(Records)
►

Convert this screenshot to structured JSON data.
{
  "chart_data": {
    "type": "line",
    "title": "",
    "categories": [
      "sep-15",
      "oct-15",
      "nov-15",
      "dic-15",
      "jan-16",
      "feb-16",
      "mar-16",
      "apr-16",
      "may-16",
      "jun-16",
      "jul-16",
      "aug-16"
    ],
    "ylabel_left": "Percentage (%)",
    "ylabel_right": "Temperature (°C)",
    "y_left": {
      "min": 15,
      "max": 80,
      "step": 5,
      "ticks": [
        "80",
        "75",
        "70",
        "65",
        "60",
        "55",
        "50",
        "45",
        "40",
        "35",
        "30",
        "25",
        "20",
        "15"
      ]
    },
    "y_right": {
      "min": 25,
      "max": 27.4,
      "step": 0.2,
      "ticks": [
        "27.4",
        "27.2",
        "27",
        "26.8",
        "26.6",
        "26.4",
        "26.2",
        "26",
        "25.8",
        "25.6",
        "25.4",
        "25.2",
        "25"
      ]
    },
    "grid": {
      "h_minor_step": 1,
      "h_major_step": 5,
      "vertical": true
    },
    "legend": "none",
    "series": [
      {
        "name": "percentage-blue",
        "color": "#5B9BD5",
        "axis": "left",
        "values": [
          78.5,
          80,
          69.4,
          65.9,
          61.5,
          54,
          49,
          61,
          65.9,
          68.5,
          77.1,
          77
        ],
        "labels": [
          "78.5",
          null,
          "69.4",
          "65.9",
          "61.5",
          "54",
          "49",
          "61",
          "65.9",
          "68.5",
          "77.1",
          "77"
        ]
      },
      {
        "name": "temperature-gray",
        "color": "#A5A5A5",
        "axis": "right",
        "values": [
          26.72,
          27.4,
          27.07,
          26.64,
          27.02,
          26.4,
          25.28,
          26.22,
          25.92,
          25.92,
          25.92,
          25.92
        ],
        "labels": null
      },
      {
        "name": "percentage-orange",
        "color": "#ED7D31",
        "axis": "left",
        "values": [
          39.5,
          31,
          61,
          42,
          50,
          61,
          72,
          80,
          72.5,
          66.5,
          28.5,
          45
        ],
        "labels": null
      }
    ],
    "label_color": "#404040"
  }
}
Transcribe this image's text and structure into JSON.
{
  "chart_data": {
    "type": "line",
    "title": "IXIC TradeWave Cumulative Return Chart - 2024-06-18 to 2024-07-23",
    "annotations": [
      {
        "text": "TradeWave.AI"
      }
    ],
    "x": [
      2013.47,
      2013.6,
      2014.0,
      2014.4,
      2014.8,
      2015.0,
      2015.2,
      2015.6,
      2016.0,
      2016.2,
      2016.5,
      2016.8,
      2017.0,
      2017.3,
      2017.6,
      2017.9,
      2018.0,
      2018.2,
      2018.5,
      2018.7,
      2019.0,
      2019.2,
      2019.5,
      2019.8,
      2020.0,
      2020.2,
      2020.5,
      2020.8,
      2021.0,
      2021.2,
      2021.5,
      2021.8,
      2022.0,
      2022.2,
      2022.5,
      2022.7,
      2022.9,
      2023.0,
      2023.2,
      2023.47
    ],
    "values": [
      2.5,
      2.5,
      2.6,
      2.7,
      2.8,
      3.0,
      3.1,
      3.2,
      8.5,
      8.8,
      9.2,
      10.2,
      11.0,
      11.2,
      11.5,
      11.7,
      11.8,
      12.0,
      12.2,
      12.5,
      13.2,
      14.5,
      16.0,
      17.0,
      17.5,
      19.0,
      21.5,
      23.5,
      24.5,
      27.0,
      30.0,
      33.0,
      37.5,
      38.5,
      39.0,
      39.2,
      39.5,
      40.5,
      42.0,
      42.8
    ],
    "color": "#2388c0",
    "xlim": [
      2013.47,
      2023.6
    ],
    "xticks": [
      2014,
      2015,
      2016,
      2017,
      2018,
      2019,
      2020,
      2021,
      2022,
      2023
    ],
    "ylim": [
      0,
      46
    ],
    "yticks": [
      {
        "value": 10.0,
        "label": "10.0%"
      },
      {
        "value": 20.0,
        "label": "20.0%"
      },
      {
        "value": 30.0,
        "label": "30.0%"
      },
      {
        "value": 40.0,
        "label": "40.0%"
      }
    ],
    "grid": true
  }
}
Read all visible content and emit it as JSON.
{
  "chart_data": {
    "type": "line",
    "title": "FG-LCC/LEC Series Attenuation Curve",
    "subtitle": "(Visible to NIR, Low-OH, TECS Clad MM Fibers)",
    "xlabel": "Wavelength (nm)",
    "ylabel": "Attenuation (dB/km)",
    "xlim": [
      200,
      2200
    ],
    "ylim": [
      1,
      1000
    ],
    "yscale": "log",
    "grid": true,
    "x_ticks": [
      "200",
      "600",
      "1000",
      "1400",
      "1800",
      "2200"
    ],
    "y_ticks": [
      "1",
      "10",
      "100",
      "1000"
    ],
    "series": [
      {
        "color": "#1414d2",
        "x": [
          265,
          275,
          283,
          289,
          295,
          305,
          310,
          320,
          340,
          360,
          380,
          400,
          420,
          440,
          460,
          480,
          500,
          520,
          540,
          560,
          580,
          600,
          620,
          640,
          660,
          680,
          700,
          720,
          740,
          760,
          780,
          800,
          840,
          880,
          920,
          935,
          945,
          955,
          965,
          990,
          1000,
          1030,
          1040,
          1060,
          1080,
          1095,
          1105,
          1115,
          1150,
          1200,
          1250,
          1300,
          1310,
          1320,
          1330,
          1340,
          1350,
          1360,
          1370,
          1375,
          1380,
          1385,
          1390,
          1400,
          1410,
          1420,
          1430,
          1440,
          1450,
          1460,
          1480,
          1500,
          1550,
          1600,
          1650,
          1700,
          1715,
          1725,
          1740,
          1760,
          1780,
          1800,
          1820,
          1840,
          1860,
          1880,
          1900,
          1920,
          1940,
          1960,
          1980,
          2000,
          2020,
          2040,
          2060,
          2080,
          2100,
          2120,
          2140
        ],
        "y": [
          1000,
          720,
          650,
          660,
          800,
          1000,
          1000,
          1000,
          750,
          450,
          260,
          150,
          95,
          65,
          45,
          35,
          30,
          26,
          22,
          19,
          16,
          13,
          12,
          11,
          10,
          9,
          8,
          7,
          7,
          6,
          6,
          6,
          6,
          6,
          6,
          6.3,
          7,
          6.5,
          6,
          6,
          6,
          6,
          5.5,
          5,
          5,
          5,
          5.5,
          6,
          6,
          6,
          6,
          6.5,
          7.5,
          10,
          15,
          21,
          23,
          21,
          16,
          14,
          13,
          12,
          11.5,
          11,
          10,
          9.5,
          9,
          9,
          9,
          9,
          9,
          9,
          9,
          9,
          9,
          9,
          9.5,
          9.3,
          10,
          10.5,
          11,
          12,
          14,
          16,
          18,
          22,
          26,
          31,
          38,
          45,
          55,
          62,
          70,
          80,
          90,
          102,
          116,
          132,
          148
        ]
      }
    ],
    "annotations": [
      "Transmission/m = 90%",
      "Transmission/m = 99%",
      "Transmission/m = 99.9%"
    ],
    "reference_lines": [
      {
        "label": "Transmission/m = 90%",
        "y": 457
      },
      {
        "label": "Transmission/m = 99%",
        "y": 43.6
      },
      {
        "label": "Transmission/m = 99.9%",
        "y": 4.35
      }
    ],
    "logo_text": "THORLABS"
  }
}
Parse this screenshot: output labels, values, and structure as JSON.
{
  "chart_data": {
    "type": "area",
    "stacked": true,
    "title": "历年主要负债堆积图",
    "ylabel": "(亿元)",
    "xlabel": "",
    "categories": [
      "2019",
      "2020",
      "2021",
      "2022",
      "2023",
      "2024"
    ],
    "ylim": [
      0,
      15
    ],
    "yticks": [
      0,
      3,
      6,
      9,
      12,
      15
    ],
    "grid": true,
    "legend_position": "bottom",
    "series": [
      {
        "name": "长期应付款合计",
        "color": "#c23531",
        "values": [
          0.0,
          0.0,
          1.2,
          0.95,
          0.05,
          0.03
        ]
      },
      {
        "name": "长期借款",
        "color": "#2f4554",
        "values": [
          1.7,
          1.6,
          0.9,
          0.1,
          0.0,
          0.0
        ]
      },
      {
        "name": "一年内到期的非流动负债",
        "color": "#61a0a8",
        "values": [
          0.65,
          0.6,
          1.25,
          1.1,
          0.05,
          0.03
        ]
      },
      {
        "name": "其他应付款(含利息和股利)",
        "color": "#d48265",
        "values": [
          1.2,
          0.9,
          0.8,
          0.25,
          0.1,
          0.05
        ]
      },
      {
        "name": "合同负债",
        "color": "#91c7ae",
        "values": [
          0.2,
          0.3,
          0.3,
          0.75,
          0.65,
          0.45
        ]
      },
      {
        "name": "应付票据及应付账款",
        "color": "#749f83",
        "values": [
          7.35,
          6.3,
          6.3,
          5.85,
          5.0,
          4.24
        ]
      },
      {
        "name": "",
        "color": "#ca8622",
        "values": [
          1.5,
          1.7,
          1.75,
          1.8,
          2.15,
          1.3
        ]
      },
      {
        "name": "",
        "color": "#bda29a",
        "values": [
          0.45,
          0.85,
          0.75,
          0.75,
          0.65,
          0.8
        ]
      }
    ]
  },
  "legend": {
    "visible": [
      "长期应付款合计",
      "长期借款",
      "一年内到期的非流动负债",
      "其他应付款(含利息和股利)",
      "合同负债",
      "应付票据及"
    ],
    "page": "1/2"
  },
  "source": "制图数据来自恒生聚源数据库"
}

◄

(Exercise instructions) Identify the lines of the data that contain the word "TradeWave". Copy each of them.

(Task answer)
    "title": "IXIC TradeWave Cumulative Return Chart - 2024-06-18 to 2024-07-23",
        "text": "TradeWave.AI"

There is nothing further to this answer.